# Problem requirements
Render the following material again verbatim, leaving nothing out.

--- start ---

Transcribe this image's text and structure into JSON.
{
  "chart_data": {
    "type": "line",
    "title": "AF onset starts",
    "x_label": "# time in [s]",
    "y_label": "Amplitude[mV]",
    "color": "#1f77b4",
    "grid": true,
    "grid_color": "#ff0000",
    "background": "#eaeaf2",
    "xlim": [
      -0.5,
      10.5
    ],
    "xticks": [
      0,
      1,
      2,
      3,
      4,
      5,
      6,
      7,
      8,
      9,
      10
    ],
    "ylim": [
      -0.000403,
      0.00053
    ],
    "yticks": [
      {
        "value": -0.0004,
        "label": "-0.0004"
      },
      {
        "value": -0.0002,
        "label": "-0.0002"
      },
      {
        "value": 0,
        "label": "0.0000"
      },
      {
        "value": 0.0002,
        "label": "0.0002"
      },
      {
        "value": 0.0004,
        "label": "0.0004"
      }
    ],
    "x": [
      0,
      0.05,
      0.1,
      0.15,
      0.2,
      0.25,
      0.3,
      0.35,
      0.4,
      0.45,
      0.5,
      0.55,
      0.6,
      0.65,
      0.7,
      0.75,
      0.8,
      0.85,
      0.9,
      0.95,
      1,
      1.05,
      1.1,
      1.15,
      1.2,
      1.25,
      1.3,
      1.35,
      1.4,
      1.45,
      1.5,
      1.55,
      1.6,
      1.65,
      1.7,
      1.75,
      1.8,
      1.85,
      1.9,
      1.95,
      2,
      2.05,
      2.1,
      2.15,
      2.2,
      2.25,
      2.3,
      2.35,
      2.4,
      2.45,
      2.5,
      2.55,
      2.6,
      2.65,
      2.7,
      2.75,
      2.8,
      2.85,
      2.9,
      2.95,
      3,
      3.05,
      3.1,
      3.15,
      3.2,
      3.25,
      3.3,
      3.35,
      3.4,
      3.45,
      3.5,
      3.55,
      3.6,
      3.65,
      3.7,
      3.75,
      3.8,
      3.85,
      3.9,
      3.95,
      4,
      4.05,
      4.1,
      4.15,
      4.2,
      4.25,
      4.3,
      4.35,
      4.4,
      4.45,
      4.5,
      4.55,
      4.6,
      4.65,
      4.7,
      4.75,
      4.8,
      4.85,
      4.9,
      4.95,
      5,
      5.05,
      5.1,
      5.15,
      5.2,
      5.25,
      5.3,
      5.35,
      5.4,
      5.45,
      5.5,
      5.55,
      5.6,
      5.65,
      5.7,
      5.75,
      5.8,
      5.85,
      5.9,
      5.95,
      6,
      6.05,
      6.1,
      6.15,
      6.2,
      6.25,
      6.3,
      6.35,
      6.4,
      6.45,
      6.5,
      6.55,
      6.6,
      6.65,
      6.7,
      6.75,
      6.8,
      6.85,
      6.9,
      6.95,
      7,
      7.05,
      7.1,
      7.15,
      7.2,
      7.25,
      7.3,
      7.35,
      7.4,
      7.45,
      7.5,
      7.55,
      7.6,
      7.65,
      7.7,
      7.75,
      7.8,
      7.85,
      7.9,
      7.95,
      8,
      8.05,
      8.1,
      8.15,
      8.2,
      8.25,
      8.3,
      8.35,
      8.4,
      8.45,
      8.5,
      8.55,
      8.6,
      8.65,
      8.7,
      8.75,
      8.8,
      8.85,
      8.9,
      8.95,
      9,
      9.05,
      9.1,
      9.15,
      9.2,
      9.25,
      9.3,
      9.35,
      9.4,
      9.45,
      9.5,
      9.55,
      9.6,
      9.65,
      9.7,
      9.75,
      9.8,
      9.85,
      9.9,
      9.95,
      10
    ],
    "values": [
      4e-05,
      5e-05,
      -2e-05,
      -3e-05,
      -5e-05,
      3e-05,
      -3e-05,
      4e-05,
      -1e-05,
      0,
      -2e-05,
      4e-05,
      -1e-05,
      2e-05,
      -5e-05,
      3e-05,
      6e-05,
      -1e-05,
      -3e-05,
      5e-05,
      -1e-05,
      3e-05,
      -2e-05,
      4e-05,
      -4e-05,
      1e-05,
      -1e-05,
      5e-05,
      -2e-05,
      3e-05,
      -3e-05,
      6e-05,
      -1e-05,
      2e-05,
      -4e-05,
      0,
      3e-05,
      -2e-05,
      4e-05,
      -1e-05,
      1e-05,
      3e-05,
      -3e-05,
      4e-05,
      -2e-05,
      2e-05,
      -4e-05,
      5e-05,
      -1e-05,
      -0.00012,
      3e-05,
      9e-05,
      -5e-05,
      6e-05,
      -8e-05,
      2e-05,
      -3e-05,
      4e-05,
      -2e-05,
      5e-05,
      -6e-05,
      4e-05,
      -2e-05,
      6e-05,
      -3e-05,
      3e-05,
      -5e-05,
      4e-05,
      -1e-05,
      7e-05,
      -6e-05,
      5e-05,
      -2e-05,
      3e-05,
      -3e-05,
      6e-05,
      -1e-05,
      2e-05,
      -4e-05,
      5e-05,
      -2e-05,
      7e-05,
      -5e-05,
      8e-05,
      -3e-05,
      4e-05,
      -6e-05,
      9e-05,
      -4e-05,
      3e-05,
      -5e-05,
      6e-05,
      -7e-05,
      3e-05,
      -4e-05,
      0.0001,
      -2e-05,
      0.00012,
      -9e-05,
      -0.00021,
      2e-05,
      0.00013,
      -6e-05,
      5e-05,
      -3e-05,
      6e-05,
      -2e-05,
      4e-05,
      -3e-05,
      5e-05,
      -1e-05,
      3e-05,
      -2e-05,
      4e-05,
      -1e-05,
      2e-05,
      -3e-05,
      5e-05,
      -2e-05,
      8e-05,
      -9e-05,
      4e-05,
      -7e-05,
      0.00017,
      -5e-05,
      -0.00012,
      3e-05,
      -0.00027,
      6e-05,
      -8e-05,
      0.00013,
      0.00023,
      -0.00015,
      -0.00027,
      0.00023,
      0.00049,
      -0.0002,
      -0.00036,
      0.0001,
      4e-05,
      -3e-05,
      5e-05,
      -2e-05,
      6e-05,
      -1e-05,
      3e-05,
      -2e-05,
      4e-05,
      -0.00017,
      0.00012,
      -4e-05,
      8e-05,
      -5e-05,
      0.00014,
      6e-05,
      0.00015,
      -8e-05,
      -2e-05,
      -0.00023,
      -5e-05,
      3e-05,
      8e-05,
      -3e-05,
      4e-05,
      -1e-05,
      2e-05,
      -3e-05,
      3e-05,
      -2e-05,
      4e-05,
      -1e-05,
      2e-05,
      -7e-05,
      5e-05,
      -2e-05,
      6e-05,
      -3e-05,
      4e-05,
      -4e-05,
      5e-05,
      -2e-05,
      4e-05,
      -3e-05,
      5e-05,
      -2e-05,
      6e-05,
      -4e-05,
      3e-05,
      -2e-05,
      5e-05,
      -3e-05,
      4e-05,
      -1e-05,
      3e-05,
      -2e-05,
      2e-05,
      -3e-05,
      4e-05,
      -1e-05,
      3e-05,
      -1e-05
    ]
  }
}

--- end ---

# Exercise result
Transcribe this image's text and structure into JSON.
{
  "chart_data": {
    "type": "line",
    "title": "AF onset starts",
    "x_label": "# time in [s]",
    "y_label": "Amplitude[mV]",
    "color": "#1f77b4",
    "grid": true,
    "grid_color": "#ff0000",
    "background": "#eaeaf2",
    "xlim": [
      -0.5,
      10.5
    ],
    "xticks": [
      0,
      1,
      2,
      3,
      4,
      5,
      6,
      7,
      8,
      9,
      10
    ],
    "ylim": [
      -0.000403,
      0.00053
    ],
    "yticks": [
      {
        "value": -0.0004,
        "label": "-0.0004"
      },
      {
        "value": -0.0002,
        "label": "-0.0002"
      },
      {
        "value": 0,
        "label": "0.0000"
      },
      {
        "value": 0.0002,
        "label": "0.0002"
      },
      {
        "value": 0.0004,
        "label": "0.0004"
      }
    ],
    "x": [
      0,
      0.05,
      0.1,
      0.15,
      0.2,
      0.25,
      0.3,
      0.35,
      0.4,
      0.45,
      0.5,
      0.55,
      0.6,
      0.65,
      0.7,
      0.75,
      0.8,
      0.85,
      0.9,
      0.95,
      1,
      1.05,
      1.1,
      1.15,
      1.2,
      1.25,
      1.3,
      1.35,
      1.4,
      1.45,
      1.5,
      1.55,
      1.6,
      1.65,
      1.7,
      1.75,
      1.8,
      1.85,
      1.9,
      1.95,
      2,
      2.05,
      2.1,
      2.15,
      2.2,
      2.25,
      2.3,
      2.35,
      2.4,
      2.45,
      2.5,
      2.55,
      2.6,
      2.65,
      2.7,
      2.75,
      2.8,
      2.85,
      2.9,
      2.95,
      3,
      3.05,
      3.1,
      3.15,
      3.2,
      3.25,
      3.3,
      3.35,
      3.4,
      3.45,
      3.5,
      3.55,
      3.6,
      3.65,
      3.7,
      3.75,
      3.8,
      3.85,
      3.9,
      3.95,
      4,
      4.05,
      4.1,
      4.15,
      4.2,
      4.25,
      4.3,
      4.35,
      4.4,
      4.45,
      4.5,
      4.55,
      4.6,
      4.65,
      4.7,
      4.75,
      4.8,
      4.85,
      4.9,
      4.95,
      5,
      5.05,
      5.1,
      5.15,
      5.2,
      5.25,
      5.3,
      5.35,
      5.4,
      5.45,
      5.5,
      5.55,
      5.6,
      5.65,
      5.7,
      5.75,
      5.8,
      5.85,
      5.9,
      5.95,
      6,
      6.05,
      6.1,
      6.15,
      6.2,
      6.25,
      6.3,
      6.35,
      6.4,
      6.45,
      6.5,
      6.55,
      6.6,
      6.65,
      6.7,
      6.75,
      6.8,
      6.85,
      6.9,
      6.95,
      7,
      7.05,
      7.1,
      7.15,
      7.2,
      7.25,
      7.3,
      7.35,
      7.4,
      7.45,
      7.5,
      7.55,
      7.6,
      7.65,
      7.7,
      7.75,
      7.8,
      7.85,
      7.9,
      7.95,
      8,
      8.05,
      8.1,
      8.15,
      8.2,
      8.25,
      8.3,
      8.35,
      8.4,
      8.45,
      8.5,
      8.55,
      8.6,
      8.65,
      8.7,
      8.75,
      8.8,
      8.85,
      8.9,
      8.95,
      9,
      9.05,
      9.1,
      9.15,
      9.2,
      9.25,
      9.3,
      9.35,
      9.4,
      9.45,
      9.5,
      9.55,
      9.6,
      9.65,
      9.7,
      9.75,
      9.8,
      9.85,
      9.9,
      9.95,
      10
    ],
    "values": [
      4e-05,
      5e-05,
      -2e-05,
      -3e-05,
      -5e-05,
      3e-05,
      -3e-05,
      4e-05,
      -1e-05,
      0,
      -2e-05,
      4e-05,
      -1e-05,
      2e-05,
      -5e-05,
      3e-05,
      6e-05,
      -1e-05,
      -3e-05,
      5e-05,
      -1e-05,
      3e-05,
      -2e-05,
      4e-05,
      -4e-05,
      1e-05,
      -1e-05,
      5e-05,
      -2e-05,
      3e-05,
      -3e-05,
      6e-05,
      -1e-05,
      2e-05,
      -4e-05,
      0,
      3e-05,
      -2e-05,
      4e-05,
      -1e-05,
      1e-05,
      3e-05,
      -3e-05,
      4e-05,
      -2e-05,
      2e-05,
      -4e-05,
      5e-05,
      -1e-05,
      -0.00012,
      3e-05,
      9e-05,
      -5e-05,
      6e-05,
      -8e-05,
      2e-05,
      -3e-05,
      4e-05,
      -2e-05,
      5e-05,
      -6e-05,
      4e-05,
      -2e-05,
      6e-05,
      -3e-05,
      3e-05,
      -5e-05,
      4e-05,
      -1e-05,
      7e-05,
      -6e-05,
      5e-05,
      -2e-05,
      3e-05,
      -3e-05,
      6e-05,
      -1e-05,
      2e-05,
      -4e-05,
      5e-05,
      -2e-05,
      7e-05,
      -5e-05,
      8e-05,
      -3e-05,
      4e-05,
      -6e-05,
      9e-05,
      -4e-05,
      3e-05,
      -5e-05,
      6e-05,
      -7e-05,
      3e-05,
      -4e-05,
      0.0001,
      -2e-05,
      0.00012,
      -9e-05,
      -0.00021,
      2e-05,
      0.00013,
      -6e-05,
      5e-05,
      -3e-05,
      6e-05,
      -2e-05,
      4e-05,
      -3e-05,
      5e-05,
      -1e-05,
      3e-05,
      -2e-05,
      4e-05,
      -1e-05,
      2e-05,
      -3e-05,
      5e-05,
      -2e-05,
      8e-05,
      -9e-05,
      4e-05,
      -7e-05,
      0.00017,
      -5e-05,
      -0.00012,
      3e-05,
      -0.00027,
      6e-05,
      -8e-05,
      0.00013,
      0.00023,
      -0.00015,
      -0.00027,
      0.00023,
      0.00049,
      -0.0002,
      -0.00036,
      0.0001,
      4e-05,
      -3e-05,
      5e-05,
      -2e-05,
      6e-05,
      -1e-05,
      3e-05,
      -2e-05,
      4e-05,
      -0.00017,
      0.00012,
      -4e-05,
      8e-05,
      -5e-05,
      0.00014,
      6e-05,
      0.00015,
      -8e-05,
      -2e-05,
      -0.00023,
      -5e-05,
      3e-05,
      8e-05,
      -3e-05,
      4e-05,
      -1e-05,
      2e-05,
      -3e-05,
      3e-05,
      -2e-05,
      4e-05,
      -1e-05,
      2e-05,
      -7e-05,
      5e-05,
      -2e-05,
      6e-05,
      -3e-05,
      4e-05,
      -4e-05,
      5e-05,
      -2e-05,
      4e-05,
      -3e-05,
      5e-05,
      -2e-05,
      6e-05,
      -4e-05,
      3e-05,
      -2e-05,
      5e-05,
      -3e-05,
      4e-05,
      -1e-05,
      3e-05,
      -2e-05,
      2e-05,
      -3e-05,
      4e-05,
      -1e-05,
      3e-05,
      -1e-05
    ]
  }
}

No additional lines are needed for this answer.